§ Task directions: Your task is to extract every entry that follows word for word while excluding the pictures.

§ Exercise materials:

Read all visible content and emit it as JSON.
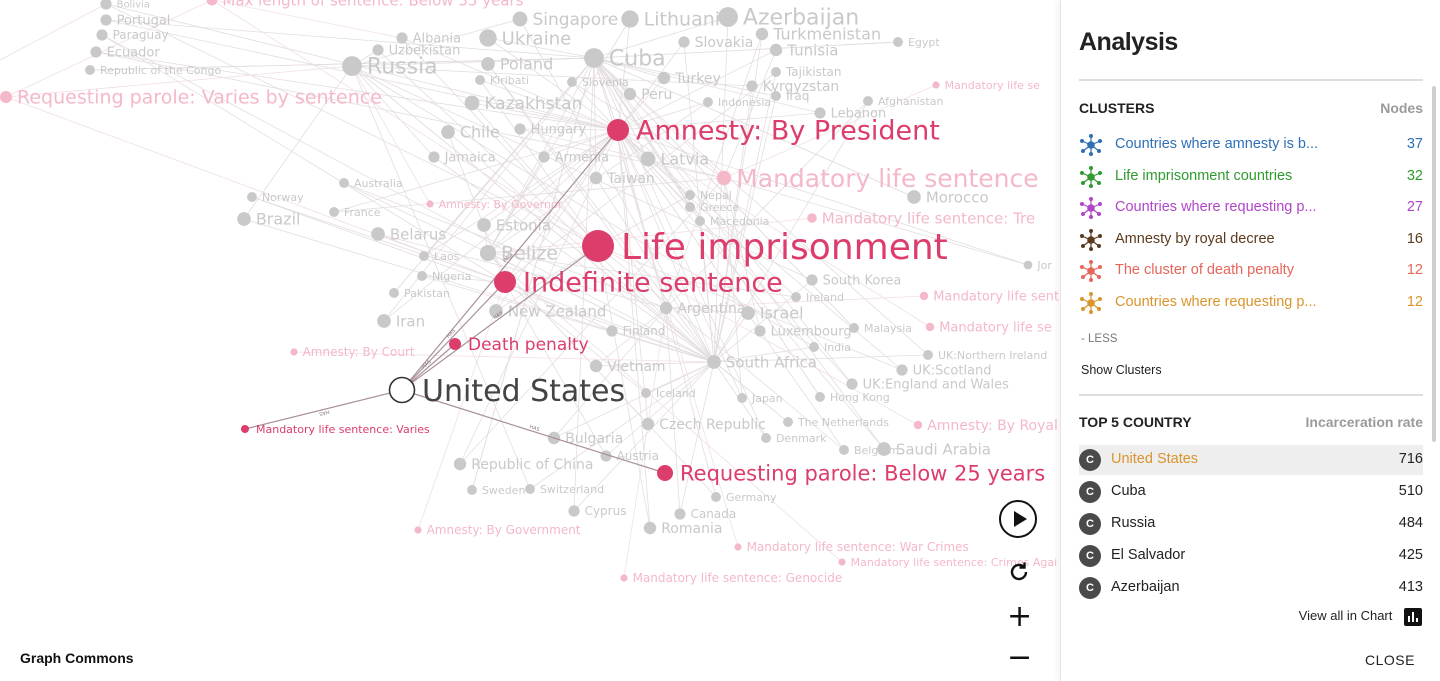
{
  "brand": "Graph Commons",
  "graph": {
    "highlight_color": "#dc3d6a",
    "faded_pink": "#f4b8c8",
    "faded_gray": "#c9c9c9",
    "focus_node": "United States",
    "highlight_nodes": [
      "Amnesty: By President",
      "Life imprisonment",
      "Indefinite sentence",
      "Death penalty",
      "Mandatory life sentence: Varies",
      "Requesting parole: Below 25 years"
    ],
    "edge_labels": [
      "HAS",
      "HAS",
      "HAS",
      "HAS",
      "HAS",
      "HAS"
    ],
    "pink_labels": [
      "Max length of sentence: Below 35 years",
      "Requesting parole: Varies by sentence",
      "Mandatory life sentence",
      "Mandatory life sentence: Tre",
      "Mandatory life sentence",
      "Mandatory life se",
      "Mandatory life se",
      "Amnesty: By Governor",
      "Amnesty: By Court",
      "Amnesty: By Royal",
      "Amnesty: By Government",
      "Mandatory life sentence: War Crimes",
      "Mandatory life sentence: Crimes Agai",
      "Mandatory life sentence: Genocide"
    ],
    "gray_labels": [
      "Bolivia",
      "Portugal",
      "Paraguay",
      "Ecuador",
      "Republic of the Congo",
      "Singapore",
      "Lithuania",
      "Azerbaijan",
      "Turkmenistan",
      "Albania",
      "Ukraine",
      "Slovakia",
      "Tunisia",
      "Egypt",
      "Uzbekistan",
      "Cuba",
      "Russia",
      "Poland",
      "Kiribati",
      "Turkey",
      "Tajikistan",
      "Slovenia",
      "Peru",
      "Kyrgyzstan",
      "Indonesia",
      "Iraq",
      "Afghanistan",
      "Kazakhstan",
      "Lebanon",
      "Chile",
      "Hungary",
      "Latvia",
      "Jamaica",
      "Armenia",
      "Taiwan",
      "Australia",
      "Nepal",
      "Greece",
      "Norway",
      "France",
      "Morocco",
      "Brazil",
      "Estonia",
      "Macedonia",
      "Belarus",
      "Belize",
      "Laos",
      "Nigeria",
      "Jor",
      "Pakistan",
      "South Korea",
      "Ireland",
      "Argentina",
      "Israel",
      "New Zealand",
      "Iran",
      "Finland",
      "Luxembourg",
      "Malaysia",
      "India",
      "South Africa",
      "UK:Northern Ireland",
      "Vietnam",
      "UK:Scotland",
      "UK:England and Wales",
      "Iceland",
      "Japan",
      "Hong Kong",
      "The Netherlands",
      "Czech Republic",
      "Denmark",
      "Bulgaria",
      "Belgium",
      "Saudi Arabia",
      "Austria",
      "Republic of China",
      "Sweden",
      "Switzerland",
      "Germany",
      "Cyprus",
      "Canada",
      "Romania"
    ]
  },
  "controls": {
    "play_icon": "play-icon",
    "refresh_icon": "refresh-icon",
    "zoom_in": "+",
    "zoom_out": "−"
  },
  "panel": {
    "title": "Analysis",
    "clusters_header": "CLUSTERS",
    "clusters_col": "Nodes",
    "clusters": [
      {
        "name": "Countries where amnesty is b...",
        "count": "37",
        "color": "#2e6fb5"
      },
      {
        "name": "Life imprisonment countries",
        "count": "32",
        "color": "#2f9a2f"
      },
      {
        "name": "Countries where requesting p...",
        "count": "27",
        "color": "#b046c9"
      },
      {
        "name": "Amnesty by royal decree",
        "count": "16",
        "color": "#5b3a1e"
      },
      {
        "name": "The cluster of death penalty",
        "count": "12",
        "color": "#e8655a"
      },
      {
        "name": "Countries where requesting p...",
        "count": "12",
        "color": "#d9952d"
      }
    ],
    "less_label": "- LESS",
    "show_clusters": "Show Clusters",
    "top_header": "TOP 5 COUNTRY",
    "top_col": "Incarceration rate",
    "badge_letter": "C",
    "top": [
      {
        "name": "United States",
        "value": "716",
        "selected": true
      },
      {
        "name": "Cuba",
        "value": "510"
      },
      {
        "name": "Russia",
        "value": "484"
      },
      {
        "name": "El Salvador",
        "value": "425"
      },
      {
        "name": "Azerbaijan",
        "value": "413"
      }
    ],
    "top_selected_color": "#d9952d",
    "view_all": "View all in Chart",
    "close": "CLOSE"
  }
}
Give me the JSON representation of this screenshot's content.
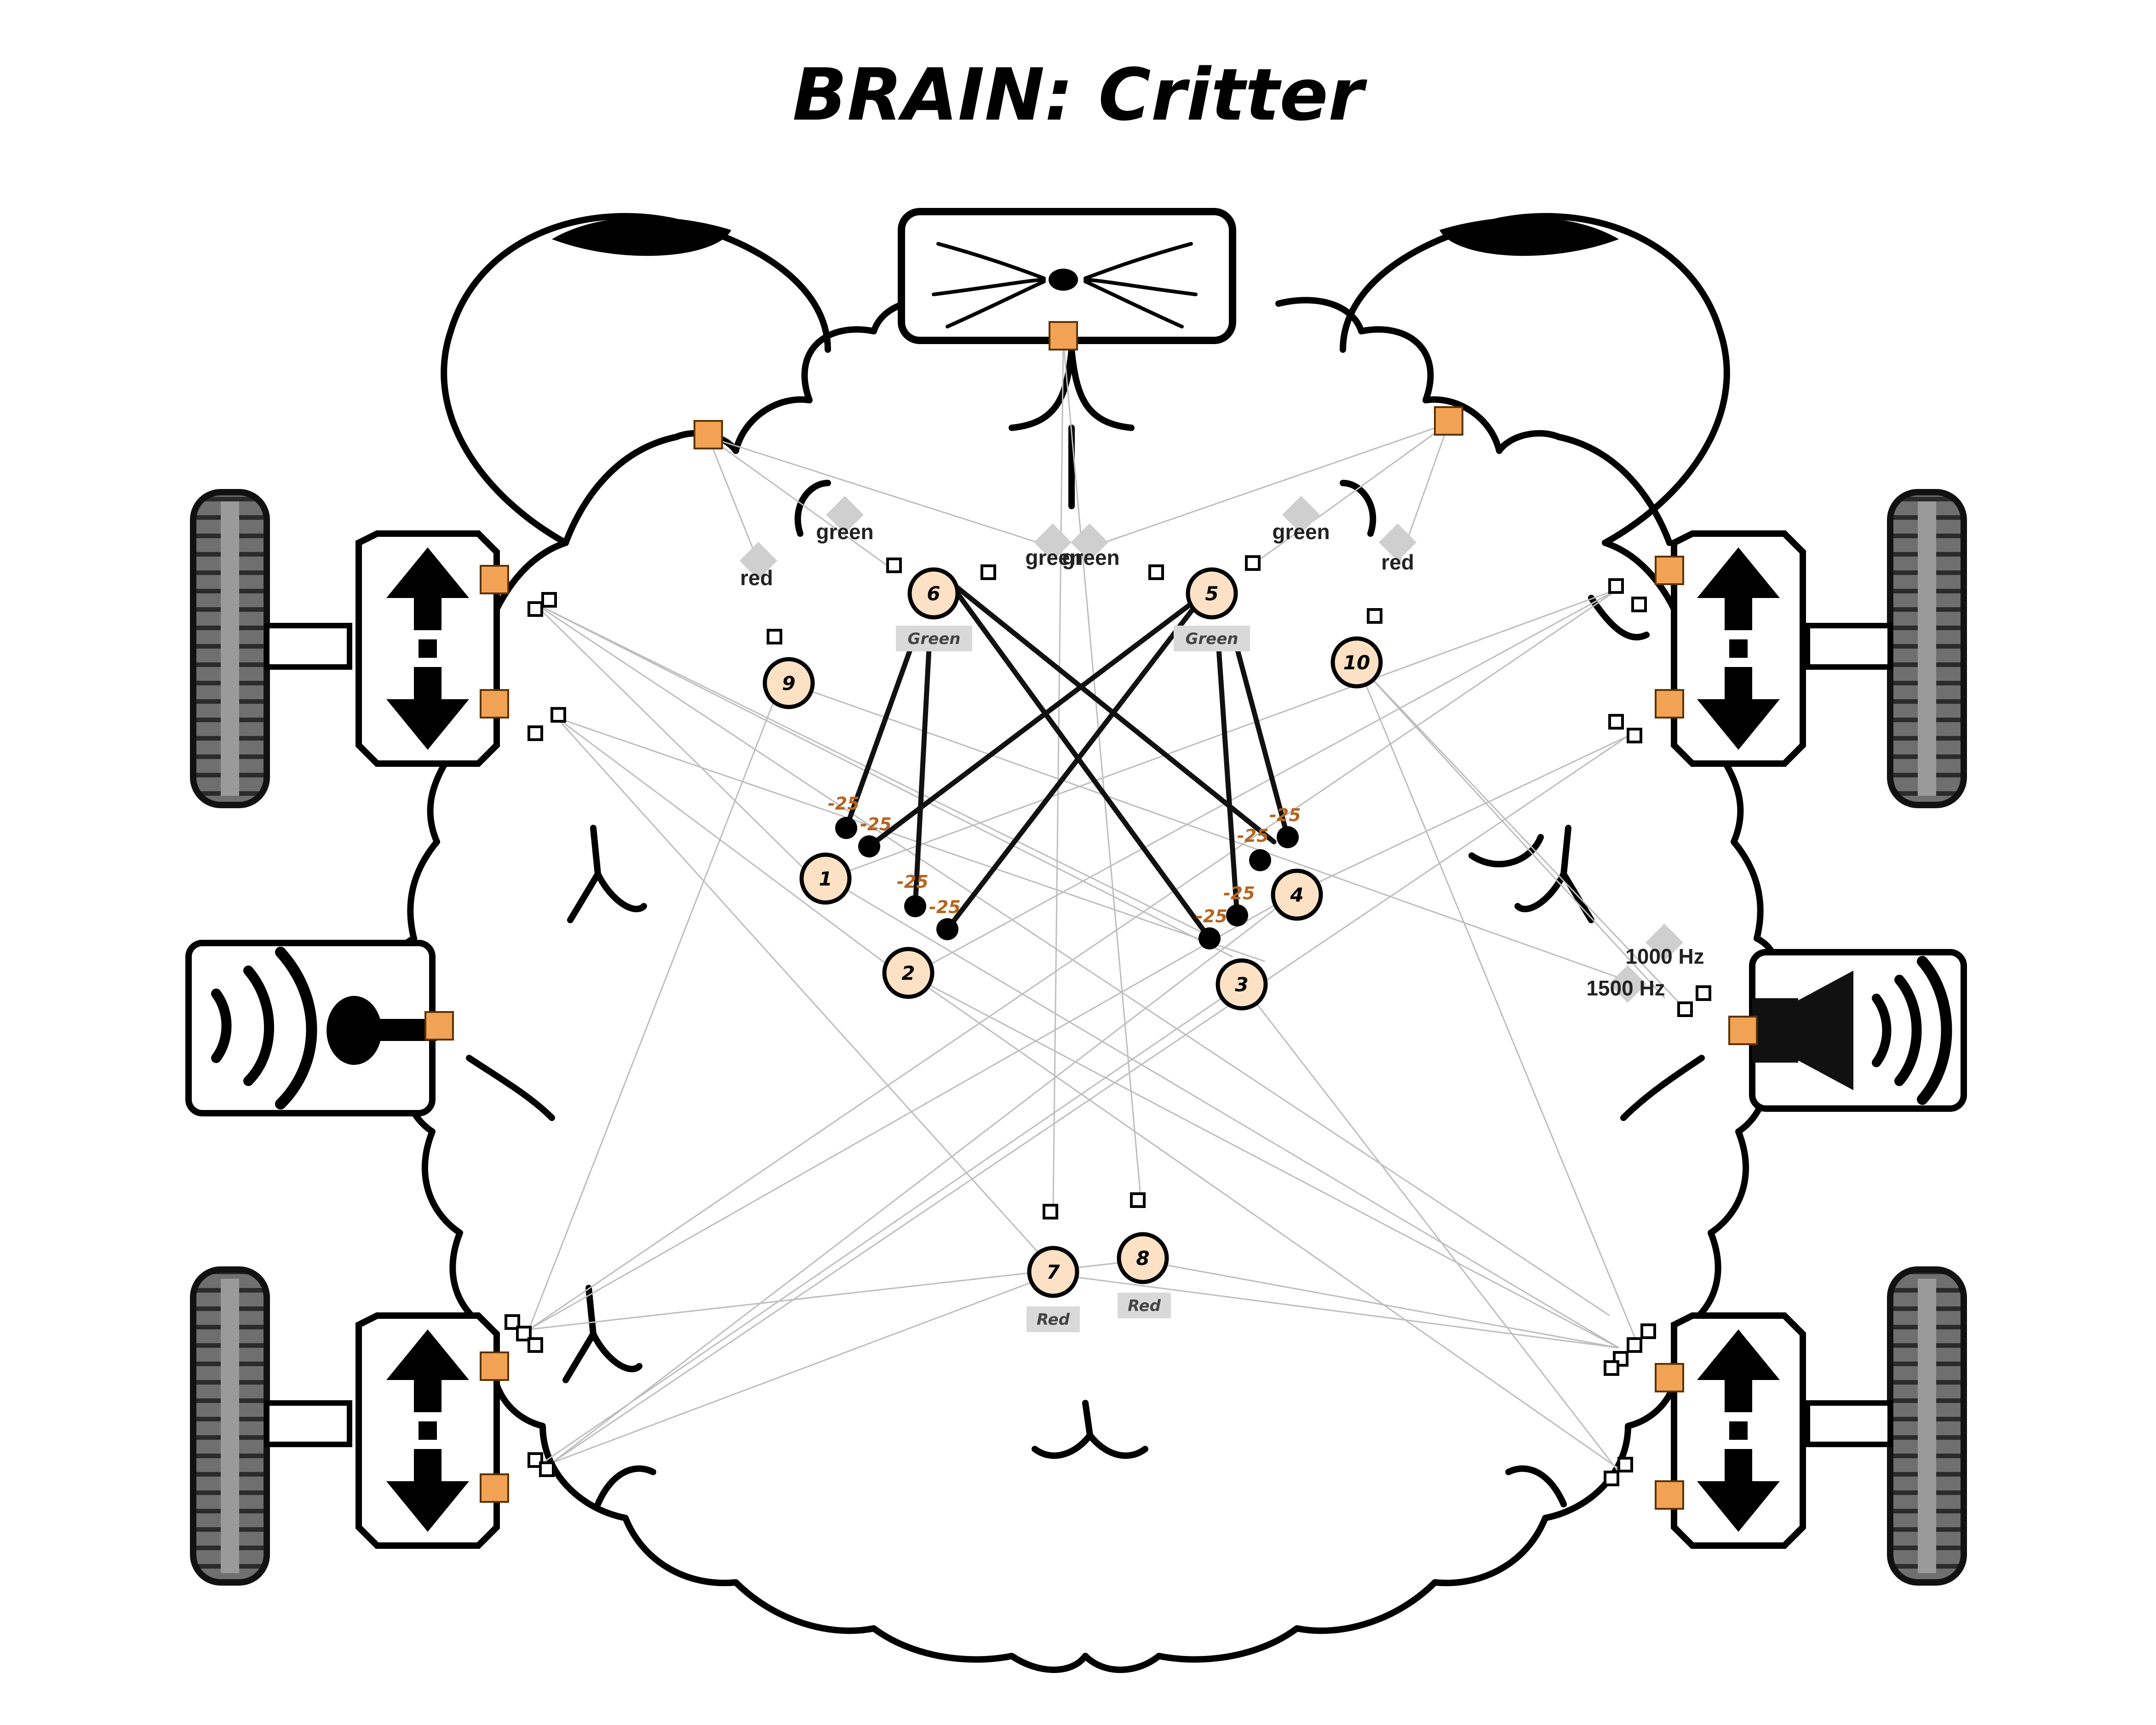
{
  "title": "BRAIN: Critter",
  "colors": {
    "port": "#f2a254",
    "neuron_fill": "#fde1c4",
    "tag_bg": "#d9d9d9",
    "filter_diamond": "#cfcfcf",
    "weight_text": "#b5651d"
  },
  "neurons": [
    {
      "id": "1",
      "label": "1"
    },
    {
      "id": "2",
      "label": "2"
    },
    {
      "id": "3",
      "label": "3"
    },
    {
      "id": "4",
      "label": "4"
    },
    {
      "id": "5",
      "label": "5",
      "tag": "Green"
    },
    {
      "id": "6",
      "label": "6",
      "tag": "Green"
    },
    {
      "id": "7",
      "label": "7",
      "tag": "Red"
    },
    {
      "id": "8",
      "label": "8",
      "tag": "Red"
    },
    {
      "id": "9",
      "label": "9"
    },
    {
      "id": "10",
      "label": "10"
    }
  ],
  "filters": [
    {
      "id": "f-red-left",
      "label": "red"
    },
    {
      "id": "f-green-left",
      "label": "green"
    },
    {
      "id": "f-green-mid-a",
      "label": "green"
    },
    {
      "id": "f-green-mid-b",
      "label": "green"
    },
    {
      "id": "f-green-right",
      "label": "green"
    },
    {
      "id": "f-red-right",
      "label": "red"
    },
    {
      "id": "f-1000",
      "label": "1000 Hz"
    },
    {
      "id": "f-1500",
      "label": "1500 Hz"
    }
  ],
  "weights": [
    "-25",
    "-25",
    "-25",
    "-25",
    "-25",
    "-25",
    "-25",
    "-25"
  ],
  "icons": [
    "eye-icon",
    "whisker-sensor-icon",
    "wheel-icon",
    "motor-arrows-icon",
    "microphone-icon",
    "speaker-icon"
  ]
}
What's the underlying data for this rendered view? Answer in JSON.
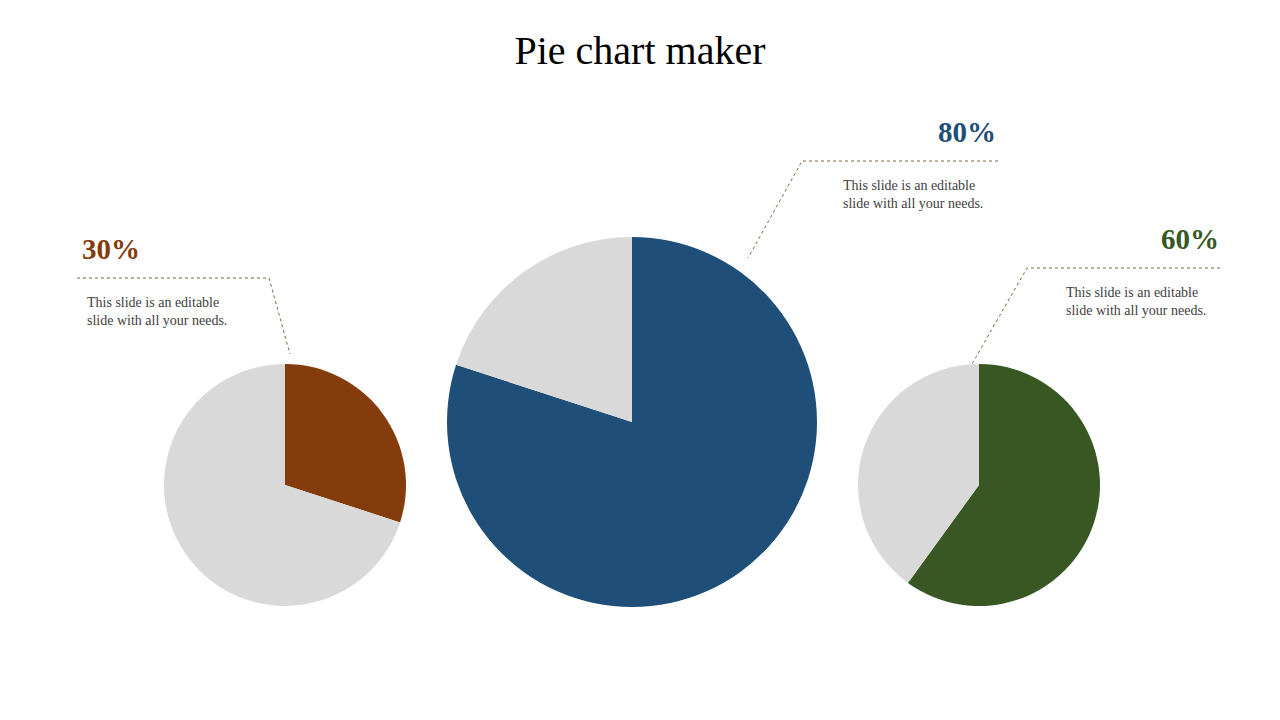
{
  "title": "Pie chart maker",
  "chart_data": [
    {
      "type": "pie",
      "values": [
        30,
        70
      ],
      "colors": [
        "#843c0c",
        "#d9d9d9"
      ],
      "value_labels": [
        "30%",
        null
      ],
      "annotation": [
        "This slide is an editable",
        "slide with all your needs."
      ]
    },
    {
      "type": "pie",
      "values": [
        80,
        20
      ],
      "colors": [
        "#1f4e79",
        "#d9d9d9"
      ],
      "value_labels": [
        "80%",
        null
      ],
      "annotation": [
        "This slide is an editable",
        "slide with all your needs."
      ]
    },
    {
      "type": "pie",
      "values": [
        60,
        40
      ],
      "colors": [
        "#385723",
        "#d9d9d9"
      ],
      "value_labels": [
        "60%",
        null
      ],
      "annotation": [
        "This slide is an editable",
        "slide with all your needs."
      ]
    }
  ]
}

§ Written solution:
Read all visible content and emit it as JSON.
{
  "brand": "Graph Commons",
  "graph": {
    "highlight_color": "#dc3d6a",
    "faded_pink": "#f4b8c8",
    "faded_gray": "#c9c9c9",
    "focus_node": "United States",
    "highlight_nodes": [
      "Amnesty: By President",
      "Life imprisonment",
      "Indefinite sentence",
      "Death penalty",
      "Mandatory life sentence: Varies",
      "Requesting parole: Below 25 years"
    ],
    "edge_labels": [
      "HAS",
      "HAS",
      "HAS",
      "HAS",
      "HAS",
      "HAS"
    ],
    "pink_labels": [
      "Max length of sentence: Below 35 years",
      "Requesting parole: Varies by sentence",
      "Mandatory life sentence",
      "Mandatory life sentence: Tre",
      "Mandatory life sentence",
      "Mandatory life se",
      "Mandatory life se",
      "Amnesty: By Governor",
      "Amnesty: By Court",
      "Amnesty: By Royal",
      "Amnesty: By Government",
      "Mandatory life sentence: War Crimes",
      "Mandatory life sentence: Crimes Agai",
      "Mandatory life sentence: Genocide"
    ],
    "gray_labels": [
      "Bolivia",
      "Portugal",
      "Paraguay",
      "Ecuador",
      "Republic of the Congo",
      "Singapore",
      "Lithuania",
      "Azerbaijan",
      "Turkmenistan",
      "Albania",
      "Ukraine",
      "Slovakia",
      "Tunisia",
      "Egypt",
      "Uzbekistan",
      "Cuba",
      "Russia",
      "Poland",
      "Kiribati",
      "Turkey",
      "Tajikistan",
      "Slovenia",
      "Peru",
      "Kyrgyzstan",
      "Indonesia",
      "Iraq",
      "Afghanistan",
      "Kazakhstan",
      "Lebanon",
      "Chile",
      "Hungary",
      "Latvia",
      "Jamaica",
      "Armenia",
      "Taiwan",
      "Australia",
      "Nepal",
      "Greece",
      "Norway",
      "France",
      "Morocco",
      "Brazil",
      "Estonia",
      "Macedonia",
      "Belarus",
      "Belize",
      "Laos",
      "Nigeria",
      "Jor",
      "Pakistan",
      "South Korea",
      "Ireland",
      "Argentina",
      "Israel",
      "New Zealand",
      "Iran",
      "Finland",
      "Luxembourg",
      "Malaysia",
      "India",
      "South Africa",
      "UK:Northern Ireland",
      "Vietnam",
      "UK:Scotland",
      "UK:England and Wales",
      "Iceland",
      "Japan",
      "Hong Kong",
      "The Netherlands",
      "Czech Republic",
      "Denmark",
      "Bulgaria",
      "Belgium",
      "Saudi Arabia",
      "Austria",
      "Republic of China",
      "Sweden",
      "Switzerland",
      "Germany",
      "Cyprus",
      "Canada",
      "Romania"
    ]
  },
  "controls": {
    "play_icon": "play-icon",
    "refresh_icon": "refresh-icon",
    "zoom_in": "+",
    "zoom_out": "−"
  },
  "panel": {
    "title": "Analysis",
    "clusters_header": "CLUSTERS",
    "clusters_col": "Nodes",
    "clusters": [
      {
        "name": "Countries where amnesty is b...",
        "count": "37",
        "color": "#2e6fb5"
      },
      {
        "name": "Life imprisonment countries",
        "count": "32",
        "color": "#2f9a2f"
      },
      {
        "name": "Countries where requesting p...",
        "count": "27",
        "color": "#b046c9"
      },
      {
        "name": "Amnesty by royal decree",
        "count": "16",
        "color": "#5b3a1e"
      },
      {
        "name": "The cluster of death penalty",
        "count": "12",
        "color": "#e8655a"
      },
      {
        "name": "Countries where requesting p...",
        "count": "12",
        "color": "#d9952d"
      }
    ],
    "less_label": "- LESS",
    "show_clusters": "Show Clusters",
    "top_header": "TOP 5 COUNTRY",
    "top_col": "Incarceration rate",
    "badge_letter": "C",
    "top": [
      {
        "name": "United States",
        "value": "716",
        "selected": true
      },
      {
        "name": "Cuba",
        "value": "510"
      },
      {
        "name": "Russia",
        "value": "484"
      },
      {
        "name": "El Salvador",
        "value": "425"
      },
      {
        "name": "Azerbaijan",
        "value": "413"
      }
    ],
    "top_selected_color": "#d9952d",
    "view_all": "View all in Chart",
    "close": "CLOSE"
  }
}
Give me the JSON representation of this screenshot's content.
{
  "title": "BRAIN: Critter",
  "colors": {
    "port": "#f2a254",
    "neuron_fill": "#fde1c4",
    "tag_bg": "#d9d9d9",
    "filter_diamond": "#cfcfcf",
    "weight_text": "#b5651d"
  },
  "neurons": [
    {
      "id": "1",
      "label": "1"
    },
    {
      "id": "2",
      "label": "2"
    },
    {
      "id": "3",
      "label": "3"
    },
    {
      "id": "4",
      "label": "4"
    },
    {
      "id": "5",
      "label": "5",
      "tag": "Green"
    },
    {
      "id": "6",
      "label": "6",
      "tag": "Green"
    },
    {
      "id": "7",
      "label": "7",
      "tag": "Red"
    },
    {
      "id": "8",
      "label": "8",
      "tag": "Red"
    },
    {
      "id": "9",
      "label": "9"
    },
    {
      "id": "10",
      "label": "10"
    }
  ],
  "filters": [
    {
      "id": "f-red-left",
      "label": "red"
    },
    {
      "id": "f-green-left",
      "label": "green"
    },
    {
      "id": "f-green-mid-a",
      "label": "green"
    },
    {
      "id": "f-green-mid-b",
      "label": "green"
    },
    {
      "id": "f-green-right",
      "label": "green"
    },
    {
      "id": "f-red-right",
      "label": "red"
    },
    {
      "id": "f-1000",
      "label": "1000 Hz"
    },
    {
      "id": "f-1500",
      "label": "1500 Hz"
    }
  ],
  "weights": [
    "-25",
    "-25",
    "-25",
    "-25",
    "-25",
    "-25",
    "-25",
    "-25"
  ],
  "icons": [
    "eye-icon",
    "whisker-sensor-icon",
    "wheel-icon",
    "motor-arrows-icon",
    "microphone-icon",
    "speaker-icon"
  ]
}
What's the underlying data for this rendered view? Answer in JSON.
{
  "title": "Pie chart maker",
  "chart_data": [
    {
      "type": "pie",
      "values": [
        30,
        70
      ],
      "colors": [
        "#843c0c",
        "#d9d9d9"
      ],
      "value_labels": [
        "30%",
        null
      ],
      "annotation": [
        "This slide is an editable",
        "slide with all your needs."
      ]
    },
    {
      "type": "pie",
      "values": [
        80,
        20
      ],
      "colors": [
        "#1f4e79",
        "#d9d9d9"
      ],
      "value_labels": [
        "80%",
        null
      ],
      "annotation": [
        "This slide is an editable",
        "slide with all your needs."
      ]
    },
    {
      "type": "pie",
      "values": [
        60,
        40
      ],
      "colors": [
        "#385723",
        "#d9d9d9"
      ],
      "value_labels": [
        "60%",
        null
      ],
      "annotation": [
        "This slide is an editable",
        "slide with all your needs."
      ]
    }
  ]
}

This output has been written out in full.